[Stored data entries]
—————
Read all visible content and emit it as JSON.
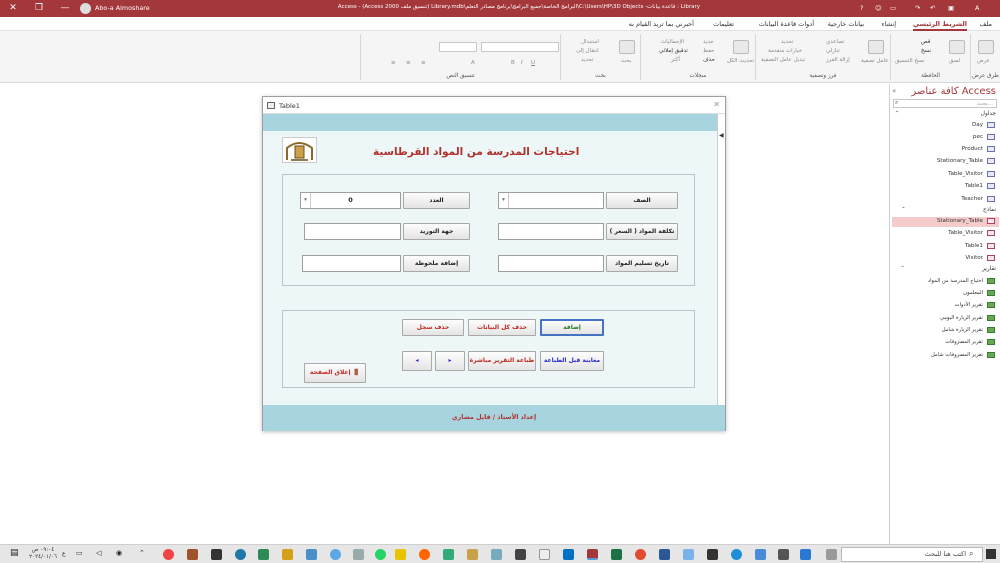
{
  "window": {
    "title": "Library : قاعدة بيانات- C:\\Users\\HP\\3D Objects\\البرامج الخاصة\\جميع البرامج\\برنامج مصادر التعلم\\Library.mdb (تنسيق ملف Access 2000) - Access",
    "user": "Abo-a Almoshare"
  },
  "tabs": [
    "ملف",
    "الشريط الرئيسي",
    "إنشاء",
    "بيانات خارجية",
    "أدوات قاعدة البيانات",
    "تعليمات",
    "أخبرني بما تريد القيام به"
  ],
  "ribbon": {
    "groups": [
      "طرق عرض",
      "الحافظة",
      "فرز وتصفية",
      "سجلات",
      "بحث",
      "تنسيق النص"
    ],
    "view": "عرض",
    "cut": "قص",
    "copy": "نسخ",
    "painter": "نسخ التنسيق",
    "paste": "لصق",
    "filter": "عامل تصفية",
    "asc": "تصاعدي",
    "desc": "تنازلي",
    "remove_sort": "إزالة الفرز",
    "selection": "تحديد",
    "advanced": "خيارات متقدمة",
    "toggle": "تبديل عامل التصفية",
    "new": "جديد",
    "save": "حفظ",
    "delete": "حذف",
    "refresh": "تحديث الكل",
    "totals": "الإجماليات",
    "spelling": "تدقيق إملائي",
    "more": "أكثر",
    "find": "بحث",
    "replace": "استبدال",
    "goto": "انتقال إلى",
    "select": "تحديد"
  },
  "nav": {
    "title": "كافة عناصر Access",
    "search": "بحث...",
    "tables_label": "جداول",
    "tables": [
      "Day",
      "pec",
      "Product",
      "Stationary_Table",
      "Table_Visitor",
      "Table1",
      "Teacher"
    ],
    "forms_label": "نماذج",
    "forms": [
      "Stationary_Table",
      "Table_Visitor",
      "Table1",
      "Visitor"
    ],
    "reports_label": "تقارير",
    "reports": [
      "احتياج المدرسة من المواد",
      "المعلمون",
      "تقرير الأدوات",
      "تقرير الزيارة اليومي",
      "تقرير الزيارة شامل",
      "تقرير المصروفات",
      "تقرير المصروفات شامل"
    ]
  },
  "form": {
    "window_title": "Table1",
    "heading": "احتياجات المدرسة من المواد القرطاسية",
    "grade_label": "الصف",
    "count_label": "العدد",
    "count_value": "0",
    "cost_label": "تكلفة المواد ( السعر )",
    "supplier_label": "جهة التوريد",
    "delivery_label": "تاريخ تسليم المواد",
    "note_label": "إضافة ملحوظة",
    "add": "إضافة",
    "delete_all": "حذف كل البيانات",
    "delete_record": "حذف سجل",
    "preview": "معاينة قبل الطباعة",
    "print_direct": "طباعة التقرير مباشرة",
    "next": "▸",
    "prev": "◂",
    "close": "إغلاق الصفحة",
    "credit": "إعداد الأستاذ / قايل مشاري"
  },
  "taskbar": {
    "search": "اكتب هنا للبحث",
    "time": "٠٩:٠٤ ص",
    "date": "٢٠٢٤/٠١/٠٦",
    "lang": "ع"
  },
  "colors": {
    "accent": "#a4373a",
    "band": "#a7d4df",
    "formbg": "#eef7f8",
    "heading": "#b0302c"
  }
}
—————
§ **Set task**:
State how many lines of the listing include the word "عامل". Reply with the number alone.

§ **Answer for this exercise**:
2